PROBLEM STATEMENT
Repeat, exactly and in full, the lines of the listing below, but without any pictures.

Dataset excerpts:
——————
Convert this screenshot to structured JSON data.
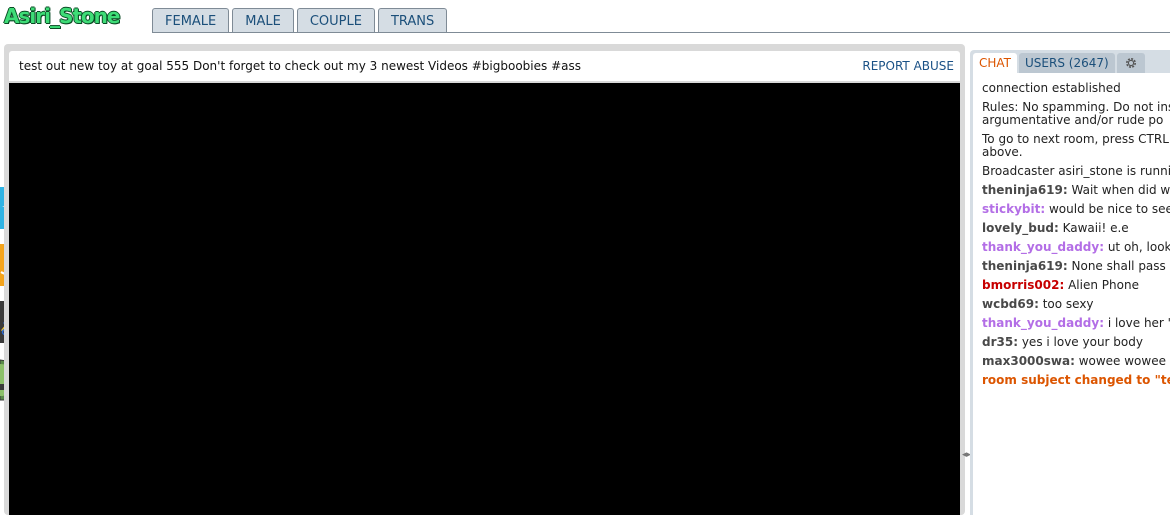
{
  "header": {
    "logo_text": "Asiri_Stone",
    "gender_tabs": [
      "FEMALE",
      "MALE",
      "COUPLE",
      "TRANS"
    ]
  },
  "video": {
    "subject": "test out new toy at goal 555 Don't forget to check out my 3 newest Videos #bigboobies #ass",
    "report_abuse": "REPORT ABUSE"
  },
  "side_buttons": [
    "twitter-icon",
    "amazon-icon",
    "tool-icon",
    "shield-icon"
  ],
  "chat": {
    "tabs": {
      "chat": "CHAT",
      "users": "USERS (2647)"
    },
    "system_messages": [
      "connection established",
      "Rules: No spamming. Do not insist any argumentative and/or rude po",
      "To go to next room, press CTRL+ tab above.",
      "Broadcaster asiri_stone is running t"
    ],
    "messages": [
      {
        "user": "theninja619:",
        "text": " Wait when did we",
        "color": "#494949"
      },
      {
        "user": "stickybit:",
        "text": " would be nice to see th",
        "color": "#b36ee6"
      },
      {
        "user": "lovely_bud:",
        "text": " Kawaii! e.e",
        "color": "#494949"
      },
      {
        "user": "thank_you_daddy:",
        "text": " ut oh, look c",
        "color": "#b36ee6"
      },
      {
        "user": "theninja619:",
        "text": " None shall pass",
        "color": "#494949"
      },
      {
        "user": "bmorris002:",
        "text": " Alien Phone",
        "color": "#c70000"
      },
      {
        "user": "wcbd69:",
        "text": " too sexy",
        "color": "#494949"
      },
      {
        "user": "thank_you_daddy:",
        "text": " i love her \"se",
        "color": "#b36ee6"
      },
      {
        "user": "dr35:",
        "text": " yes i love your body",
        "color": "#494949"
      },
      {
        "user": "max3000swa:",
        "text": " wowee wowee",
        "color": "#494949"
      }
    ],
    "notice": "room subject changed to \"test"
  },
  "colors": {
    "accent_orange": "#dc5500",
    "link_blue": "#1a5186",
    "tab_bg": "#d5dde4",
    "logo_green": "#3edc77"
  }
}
——————
ANSWER IN FULL
Convert this screenshot to structured JSON data.
{
  "header": {
    "logo_text": "Asiri_Stone",
    "gender_tabs": [
      "FEMALE",
      "MALE",
      "COUPLE",
      "TRANS"
    ]
  },
  "video": {
    "subject": "test out new toy at goal 555 Don't forget to check out my 3 newest Videos #bigboobies #ass",
    "report_abuse": "REPORT ABUSE"
  },
  "side_buttons": [
    "twitter-icon",
    "amazon-icon",
    "tool-icon",
    "shield-icon"
  ],
  "chat": {
    "tabs": {
      "chat": "CHAT",
      "users": "USERS (2647)"
    },
    "system_messages": [
      "connection established",
      "Rules: No spamming. Do not insist any argumentative and/or rude po",
      "To go to next room, press CTRL+ tab above.",
      "Broadcaster asiri_stone is running t"
    ],
    "messages": [
      {
        "user": "theninja619:",
        "text": " Wait when did we",
        "color": "#494949"
      },
      {
        "user": "stickybit:",
        "text": " would be nice to see th",
        "color": "#b36ee6"
      },
      {
        "user": "lovely_bud:",
        "text": " Kawaii! e.e",
        "color": "#494949"
      },
      {
        "user": "thank_you_daddy:",
        "text": " ut oh, look c",
        "color": "#b36ee6"
      },
      {
        "user": "theninja619:",
        "text": " None shall pass",
        "color": "#494949"
      },
      {
        "user": "bmorris002:",
        "text": " Alien Phone",
        "color": "#c70000"
      },
      {
        "user": "wcbd69:",
        "text": " too sexy",
        "color": "#494949"
      },
      {
        "user": "thank_you_daddy:",
        "text": " i love her \"se",
        "color": "#b36ee6"
      },
      {
        "user": "dr35:",
        "text": " yes i love your body",
        "color": "#494949"
      },
      {
        "user": "max3000swa:",
        "text": " wowee wowee",
        "color": "#494949"
      }
    ],
    "notice": "room subject changed to \"test"
  },
  "colors": {
    "accent_orange": "#dc5500",
    "link_blue": "#1a5186",
    "tab_bg": "#d5dde4",
    "logo_green": "#3edc77"
  }
}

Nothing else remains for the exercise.